RECORDS FOR PROCESSING:
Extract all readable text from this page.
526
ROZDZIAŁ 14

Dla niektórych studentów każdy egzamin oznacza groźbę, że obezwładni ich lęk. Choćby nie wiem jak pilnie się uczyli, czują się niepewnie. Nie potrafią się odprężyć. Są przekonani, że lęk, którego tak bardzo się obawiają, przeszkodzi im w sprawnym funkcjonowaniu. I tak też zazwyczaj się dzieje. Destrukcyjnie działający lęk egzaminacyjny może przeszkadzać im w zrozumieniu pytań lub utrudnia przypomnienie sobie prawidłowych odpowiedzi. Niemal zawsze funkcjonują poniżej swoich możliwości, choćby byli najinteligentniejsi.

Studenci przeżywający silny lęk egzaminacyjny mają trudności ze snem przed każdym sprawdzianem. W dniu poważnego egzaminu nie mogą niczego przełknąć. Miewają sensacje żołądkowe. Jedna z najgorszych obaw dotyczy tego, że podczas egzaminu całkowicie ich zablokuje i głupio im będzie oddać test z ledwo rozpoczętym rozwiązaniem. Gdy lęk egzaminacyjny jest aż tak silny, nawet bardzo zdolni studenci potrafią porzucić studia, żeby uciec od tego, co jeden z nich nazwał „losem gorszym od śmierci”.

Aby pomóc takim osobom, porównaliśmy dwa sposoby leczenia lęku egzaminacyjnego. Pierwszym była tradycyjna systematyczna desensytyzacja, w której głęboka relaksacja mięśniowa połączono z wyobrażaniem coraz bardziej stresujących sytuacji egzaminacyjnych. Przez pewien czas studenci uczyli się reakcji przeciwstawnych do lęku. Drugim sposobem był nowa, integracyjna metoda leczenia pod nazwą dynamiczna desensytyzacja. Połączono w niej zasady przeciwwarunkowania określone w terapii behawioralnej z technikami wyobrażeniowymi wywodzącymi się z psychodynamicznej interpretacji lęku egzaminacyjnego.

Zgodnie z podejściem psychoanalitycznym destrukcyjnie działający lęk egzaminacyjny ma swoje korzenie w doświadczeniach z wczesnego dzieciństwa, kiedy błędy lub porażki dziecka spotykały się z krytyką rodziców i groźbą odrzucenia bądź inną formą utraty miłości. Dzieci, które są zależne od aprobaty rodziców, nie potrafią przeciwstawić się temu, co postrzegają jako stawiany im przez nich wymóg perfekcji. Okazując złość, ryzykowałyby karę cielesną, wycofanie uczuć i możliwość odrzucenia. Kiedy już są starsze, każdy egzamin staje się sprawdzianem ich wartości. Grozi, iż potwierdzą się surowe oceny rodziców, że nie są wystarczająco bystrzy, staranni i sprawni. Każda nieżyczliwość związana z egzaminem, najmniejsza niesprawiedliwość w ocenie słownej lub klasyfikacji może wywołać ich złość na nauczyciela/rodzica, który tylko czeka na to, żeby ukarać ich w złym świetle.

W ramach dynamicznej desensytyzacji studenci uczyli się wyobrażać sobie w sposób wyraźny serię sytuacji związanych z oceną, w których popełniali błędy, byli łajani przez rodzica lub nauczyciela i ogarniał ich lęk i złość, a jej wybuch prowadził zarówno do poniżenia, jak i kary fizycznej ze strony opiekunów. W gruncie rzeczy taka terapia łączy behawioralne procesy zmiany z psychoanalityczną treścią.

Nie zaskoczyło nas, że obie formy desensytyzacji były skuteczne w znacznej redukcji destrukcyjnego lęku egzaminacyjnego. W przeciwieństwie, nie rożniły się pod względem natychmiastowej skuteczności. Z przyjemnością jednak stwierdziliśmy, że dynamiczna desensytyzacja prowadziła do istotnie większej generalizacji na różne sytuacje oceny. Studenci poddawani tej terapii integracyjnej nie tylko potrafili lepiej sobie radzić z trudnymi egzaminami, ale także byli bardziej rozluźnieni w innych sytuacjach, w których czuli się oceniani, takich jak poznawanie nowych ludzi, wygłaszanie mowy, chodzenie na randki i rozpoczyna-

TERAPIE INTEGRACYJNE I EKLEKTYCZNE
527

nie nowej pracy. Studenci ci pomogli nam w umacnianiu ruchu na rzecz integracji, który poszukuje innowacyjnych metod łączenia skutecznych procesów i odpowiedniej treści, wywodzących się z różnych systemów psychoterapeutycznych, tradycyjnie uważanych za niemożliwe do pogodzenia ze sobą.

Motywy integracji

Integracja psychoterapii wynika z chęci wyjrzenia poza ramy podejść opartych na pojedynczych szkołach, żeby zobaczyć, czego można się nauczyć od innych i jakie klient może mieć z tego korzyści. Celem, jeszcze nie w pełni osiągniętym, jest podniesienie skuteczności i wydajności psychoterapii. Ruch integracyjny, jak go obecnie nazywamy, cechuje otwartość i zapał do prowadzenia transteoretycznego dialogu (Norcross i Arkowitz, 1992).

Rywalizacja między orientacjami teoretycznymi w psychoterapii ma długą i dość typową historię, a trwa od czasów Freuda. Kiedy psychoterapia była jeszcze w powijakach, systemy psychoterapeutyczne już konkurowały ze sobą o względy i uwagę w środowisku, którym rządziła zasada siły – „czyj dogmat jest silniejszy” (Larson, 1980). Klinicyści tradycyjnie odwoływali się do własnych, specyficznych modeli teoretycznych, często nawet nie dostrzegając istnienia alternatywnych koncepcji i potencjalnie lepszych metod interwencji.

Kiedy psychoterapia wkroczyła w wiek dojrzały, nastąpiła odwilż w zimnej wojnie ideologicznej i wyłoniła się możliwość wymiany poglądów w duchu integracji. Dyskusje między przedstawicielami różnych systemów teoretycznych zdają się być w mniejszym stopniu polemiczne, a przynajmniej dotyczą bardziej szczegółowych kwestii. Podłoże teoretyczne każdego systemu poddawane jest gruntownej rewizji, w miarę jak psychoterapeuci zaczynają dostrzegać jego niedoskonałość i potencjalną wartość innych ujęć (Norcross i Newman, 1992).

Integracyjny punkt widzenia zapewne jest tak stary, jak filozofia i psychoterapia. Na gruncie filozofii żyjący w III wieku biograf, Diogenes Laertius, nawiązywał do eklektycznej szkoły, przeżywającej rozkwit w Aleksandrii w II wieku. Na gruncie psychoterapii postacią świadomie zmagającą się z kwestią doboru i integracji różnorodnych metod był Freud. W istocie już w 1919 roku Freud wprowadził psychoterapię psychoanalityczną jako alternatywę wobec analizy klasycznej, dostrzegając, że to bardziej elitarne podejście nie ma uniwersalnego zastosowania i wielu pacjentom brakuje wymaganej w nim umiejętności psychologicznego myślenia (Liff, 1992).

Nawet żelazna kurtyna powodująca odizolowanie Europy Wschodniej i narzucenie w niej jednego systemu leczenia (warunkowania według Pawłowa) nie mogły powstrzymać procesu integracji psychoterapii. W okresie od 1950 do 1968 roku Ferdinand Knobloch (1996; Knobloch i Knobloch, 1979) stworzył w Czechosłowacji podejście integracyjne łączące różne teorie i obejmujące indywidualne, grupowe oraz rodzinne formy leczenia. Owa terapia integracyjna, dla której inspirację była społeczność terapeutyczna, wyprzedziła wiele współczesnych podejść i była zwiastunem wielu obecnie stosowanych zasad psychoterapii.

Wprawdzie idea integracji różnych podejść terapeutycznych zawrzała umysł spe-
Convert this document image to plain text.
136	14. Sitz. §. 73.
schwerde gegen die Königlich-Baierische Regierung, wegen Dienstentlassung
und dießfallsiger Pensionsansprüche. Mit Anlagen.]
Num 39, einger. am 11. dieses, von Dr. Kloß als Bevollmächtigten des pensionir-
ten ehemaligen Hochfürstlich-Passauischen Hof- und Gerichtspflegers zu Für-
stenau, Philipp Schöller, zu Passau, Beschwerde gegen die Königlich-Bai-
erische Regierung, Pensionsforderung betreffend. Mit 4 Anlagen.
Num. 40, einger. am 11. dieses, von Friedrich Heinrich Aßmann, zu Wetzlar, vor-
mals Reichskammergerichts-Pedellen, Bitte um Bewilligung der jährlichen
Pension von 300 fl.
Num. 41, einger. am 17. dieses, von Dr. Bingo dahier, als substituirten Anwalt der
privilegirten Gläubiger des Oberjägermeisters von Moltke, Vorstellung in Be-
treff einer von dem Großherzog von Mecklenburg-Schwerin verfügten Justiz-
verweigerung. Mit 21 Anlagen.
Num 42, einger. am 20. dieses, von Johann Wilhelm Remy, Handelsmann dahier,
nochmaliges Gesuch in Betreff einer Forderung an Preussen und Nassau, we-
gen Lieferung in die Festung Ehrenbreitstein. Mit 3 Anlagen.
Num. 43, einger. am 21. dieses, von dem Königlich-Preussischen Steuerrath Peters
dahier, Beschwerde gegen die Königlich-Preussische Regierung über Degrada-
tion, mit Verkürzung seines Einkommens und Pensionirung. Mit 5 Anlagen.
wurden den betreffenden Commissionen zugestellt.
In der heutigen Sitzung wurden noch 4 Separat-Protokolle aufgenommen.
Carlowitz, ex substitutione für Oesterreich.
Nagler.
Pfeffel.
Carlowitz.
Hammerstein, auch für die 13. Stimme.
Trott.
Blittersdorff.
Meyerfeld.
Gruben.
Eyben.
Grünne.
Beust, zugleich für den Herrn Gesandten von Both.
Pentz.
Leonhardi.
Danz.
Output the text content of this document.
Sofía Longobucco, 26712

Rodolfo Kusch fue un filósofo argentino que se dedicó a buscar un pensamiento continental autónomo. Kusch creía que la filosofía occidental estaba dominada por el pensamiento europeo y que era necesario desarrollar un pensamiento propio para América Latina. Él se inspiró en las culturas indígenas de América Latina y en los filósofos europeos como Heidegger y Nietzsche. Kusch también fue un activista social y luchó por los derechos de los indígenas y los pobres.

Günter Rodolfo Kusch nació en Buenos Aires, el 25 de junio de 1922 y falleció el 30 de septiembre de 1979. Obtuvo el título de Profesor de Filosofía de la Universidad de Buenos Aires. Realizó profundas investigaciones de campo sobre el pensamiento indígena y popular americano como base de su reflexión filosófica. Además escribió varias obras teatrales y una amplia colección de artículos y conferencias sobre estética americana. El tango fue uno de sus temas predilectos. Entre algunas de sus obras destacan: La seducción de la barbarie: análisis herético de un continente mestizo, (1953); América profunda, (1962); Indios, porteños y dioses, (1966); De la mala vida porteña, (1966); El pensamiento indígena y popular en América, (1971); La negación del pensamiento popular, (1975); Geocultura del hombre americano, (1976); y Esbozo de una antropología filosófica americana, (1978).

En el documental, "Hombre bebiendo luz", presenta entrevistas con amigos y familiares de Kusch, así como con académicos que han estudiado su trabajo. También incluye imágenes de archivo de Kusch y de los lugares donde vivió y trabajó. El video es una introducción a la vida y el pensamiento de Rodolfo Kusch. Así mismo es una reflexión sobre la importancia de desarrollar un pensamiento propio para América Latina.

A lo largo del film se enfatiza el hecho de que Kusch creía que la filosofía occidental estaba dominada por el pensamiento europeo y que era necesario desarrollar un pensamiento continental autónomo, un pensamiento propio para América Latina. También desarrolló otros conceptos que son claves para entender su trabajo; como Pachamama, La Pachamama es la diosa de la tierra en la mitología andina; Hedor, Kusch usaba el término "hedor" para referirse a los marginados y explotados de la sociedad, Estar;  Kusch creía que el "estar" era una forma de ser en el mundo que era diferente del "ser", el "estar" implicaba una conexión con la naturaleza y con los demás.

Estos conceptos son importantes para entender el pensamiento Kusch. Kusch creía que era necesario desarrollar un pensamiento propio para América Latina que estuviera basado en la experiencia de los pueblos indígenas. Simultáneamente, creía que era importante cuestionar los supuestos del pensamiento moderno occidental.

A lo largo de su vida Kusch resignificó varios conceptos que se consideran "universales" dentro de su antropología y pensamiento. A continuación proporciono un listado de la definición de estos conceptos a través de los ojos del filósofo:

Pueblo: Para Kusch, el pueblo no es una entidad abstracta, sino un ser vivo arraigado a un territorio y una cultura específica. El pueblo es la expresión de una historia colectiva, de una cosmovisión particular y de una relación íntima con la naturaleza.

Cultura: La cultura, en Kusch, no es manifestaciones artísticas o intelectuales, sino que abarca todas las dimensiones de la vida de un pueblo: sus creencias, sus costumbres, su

EXERCISE BRIEF: Filter the preceding entries down to the lines with "propio".

EXERCISE SOLUTION:
Rodolfo Kusch fue un filósofo argentino que se dedicó a buscar un pensamiento continental autónomo. Kusch creía que la filosofía occidental estaba dominada por el pensamiento europeo y que era necesario desarrollar un pensamiento propio para América Latina. Él se inspiró en las culturas indígenas de América Latina y en los filósofos europeos como Heidegger y Nietzsche. Kusch también fue un activista social y luchó por los derechos de los indígenas y los pobres.
En el documental, "Hombre bebiendo luz", presenta entrevistas con amigos y familiares de Kusch, así como con académicos que han estudiado su trabajo. También incluye imágenes de archivo de Kusch y de los lugares donde vivió y trabajó. El video es una introducción a la vida y el pensamiento de Rodolfo Kusch. Así mismo es una reflexión sobre la importancia de desarrollar un pensamiento propio para América Latina.
A lo largo del film se enfatiza el hecho de que Kusch creía que la filosofía occidental estaba dominada por el pensamiento europeo y que era necesario desarrollar un pensamiento continental autónomo, un pensamiento propio para América Latina. También desarrolló otros conceptos que son claves para entender su trabajo; como Pachamama, La Pachamama es la diosa de la tierra en la mitología andina; Hedor, Kusch usaba el término "hedor" para referirse a los marginados y explotados de la sociedad, Estar;  Kusch creía que el "estar" era una forma de ser en el mundo que era diferente del "ser", el "estar" implicaba una conexión con la naturaleza y con los demás.
Estos conceptos son importantes para entender el pensamiento Kusch. Kusch creía que era necesario desarrollar un pensamiento propio para América Latina que estuviera basado en la experiencia de los pueblos indígenas. Simultáneamente, creía que era importante cuestionar los supuestos del pensamiento moderno occidental.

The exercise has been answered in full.